# The request
Extract every record, keeping each one exactly as it is.

(Stored entries)
::::::

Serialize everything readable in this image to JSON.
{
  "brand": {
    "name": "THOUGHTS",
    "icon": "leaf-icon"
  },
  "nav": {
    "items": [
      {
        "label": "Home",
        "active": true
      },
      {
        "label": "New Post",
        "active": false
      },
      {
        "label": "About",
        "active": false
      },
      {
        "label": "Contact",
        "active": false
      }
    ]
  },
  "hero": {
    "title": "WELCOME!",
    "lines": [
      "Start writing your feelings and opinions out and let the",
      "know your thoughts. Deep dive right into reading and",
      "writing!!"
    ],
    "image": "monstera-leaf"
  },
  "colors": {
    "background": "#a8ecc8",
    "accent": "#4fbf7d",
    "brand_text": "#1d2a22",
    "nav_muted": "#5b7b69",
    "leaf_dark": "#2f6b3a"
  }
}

::::::

# Finished exercise
Serialize everything readable in this image to JSON.
{
  "brand": {
    "name": "THOUGHTS",
    "icon": "leaf-icon"
  },
  "nav": {
    "items": [
      {
        "label": "Home",
        "active": true
      },
      {
        "label": "New Post",
        "active": false
      },
      {
        "label": "About",
        "active": false
      },
      {
        "label": "Contact",
        "active": false
      }
    ]
  },
  "hero": {
    "title": "WELCOME!",
    "lines": [
      "Start writing your feelings and opinions out and let the",
      "know your thoughts. Deep dive right into reading and",
      "writing!!"
    ],
    "image": "monstera-leaf"
  },
  "colors": {
    "background": "#a8ecc8",
    "accent": "#4fbf7d",
    "brand_text": "#1d2a22",
    "nav_muted": "#5b7b69",
    "leaf_dark": "#2f6b3a"
  }
}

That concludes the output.